Copy out every record below, word for word.
============================================================
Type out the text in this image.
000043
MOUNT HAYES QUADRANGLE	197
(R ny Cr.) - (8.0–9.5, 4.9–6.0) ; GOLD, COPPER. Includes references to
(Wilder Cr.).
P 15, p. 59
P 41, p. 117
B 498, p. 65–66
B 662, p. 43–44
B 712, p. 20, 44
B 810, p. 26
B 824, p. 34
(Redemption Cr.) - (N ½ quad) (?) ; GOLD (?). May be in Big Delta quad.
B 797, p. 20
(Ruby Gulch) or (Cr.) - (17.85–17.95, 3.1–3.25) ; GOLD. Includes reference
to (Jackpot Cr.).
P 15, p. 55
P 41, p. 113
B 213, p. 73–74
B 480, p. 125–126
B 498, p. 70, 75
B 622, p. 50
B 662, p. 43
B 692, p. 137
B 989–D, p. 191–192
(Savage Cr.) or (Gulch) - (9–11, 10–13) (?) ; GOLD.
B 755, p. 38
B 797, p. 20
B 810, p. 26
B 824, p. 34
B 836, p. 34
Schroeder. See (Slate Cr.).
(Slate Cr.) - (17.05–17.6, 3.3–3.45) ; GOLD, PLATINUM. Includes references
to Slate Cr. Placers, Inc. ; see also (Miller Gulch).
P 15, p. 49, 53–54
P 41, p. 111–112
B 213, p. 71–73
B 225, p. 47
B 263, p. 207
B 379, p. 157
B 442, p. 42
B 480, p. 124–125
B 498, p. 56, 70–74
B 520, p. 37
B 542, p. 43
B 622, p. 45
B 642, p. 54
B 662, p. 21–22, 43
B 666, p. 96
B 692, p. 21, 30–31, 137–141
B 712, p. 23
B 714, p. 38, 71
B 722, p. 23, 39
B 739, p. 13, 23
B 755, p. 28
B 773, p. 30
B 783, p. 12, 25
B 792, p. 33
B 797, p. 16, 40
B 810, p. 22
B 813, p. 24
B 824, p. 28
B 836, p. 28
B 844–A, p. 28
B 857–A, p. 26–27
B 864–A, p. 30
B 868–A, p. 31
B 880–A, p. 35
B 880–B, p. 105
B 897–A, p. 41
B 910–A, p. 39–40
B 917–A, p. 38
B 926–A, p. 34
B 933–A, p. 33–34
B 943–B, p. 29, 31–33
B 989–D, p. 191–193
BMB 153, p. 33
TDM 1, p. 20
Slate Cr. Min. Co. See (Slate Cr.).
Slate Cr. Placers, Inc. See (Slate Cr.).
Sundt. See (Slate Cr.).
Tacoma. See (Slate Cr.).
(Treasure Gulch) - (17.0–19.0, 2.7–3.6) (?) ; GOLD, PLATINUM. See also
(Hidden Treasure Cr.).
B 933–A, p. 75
============================================================
● **FULL ANSWER**:
Type out the text in this image.
000043
MOUNT HAYES QUADRANGLE	197
(R ny Cr.) - (8.0–9.5, 4.9–6.0) ; GOLD, COPPER. Includes references to
(Wilder Cr.).
P 15, p. 59
P 41, p. 117
B 498, p. 65–66
B 662, p. 43–44
B 712, p. 20, 44
B 810, p. 26
B 824, p. 34
(Redemption Cr.) - (N ½ quad) (?) ; GOLD (?). May be in Big Delta quad.
B 797, p. 20
(Ruby Gulch) or (Cr.) - (17.85–17.95, 3.1–3.25) ; GOLD. Includes reference
to (Jackpot Cr.).
P 15, p. 55
P 41, p. 113
B 213, p. 73–74
B 480, p. 125–126
B 498, p. 70, 75
B 622, p. 50
B 662, p. 43
B 692, p. 137
B 989–D, p. 191–192
(Savage Cr.) or (Gulch) - (9–11, 10–13) (?) ; GOLD.
B 755, p. 38
B 797, p. 20
B 810, p. 26
B 824, p. 34
B 836, p. 34
Schroeder. See (Slate Cr.).
(Slate Cr.) - (17.05–17.6, 3.3–3.45) ; GOLD, PLATINUM. Includes references
to Slate Cr. Placers, Inc. ; see also (Miller Gulch).
P 15, p. 49, 53–54
P 41, p. 111–112
B 213, p. 71–73
B 225, p. 47
B 263, p. 207
B 379, p. 157
B 442, p. 42
B 480, p. 124–125
B 498, p. 56, 70–74
B 520, p. 37
B 542, p. 43
B 622, p. 45
B 642, p. 54
B 662, p. 21–22, 43
B 666, p. 96
B 692, p. 21, 30–31, 137–141
B 712, p. 23
B 714, p. 38, 71
B 722, p. 23, 39
B 739, p. 13, 23
B 755, p. 28
B 773, p. 30
B 783, p. 12, 25
B 792, p. 33
B 797, p. 16, 40
B 810, p. 22
B 813, p. 24
B 824, p. 28
B 836, p. 28
B 844–A, p. 28
B 857–A, p. 26–27
B 864–A, p. 30
B 868–A, p. 31
B 880–A, p. 35
B 880–B, p. 105
B 897–A, p. 41
B 910–A, p. 39–40
B 917–A, p. 38
B 926–A, p. 34
B 933–A, p. 33–34
B 943–B, p. 29, 31–33
B 989–D, p. 191–193
BMB 153, p. 33
TDM 1, p. 20
Slate Cr. Min. Co. See (Slate Cr.).
Slate Cr. Placers, Inc. See (Slate Cr.).
Sundt. See (Slate Cr.).
Tacoma. See (Slate Cr.).
(Treasure Gulch) - (17.0–19.0, 2.7–3.6) (?) ; GOLD, PLATINUM. See also
(Hidden Treasure Cr.).
B 933–A, p. 75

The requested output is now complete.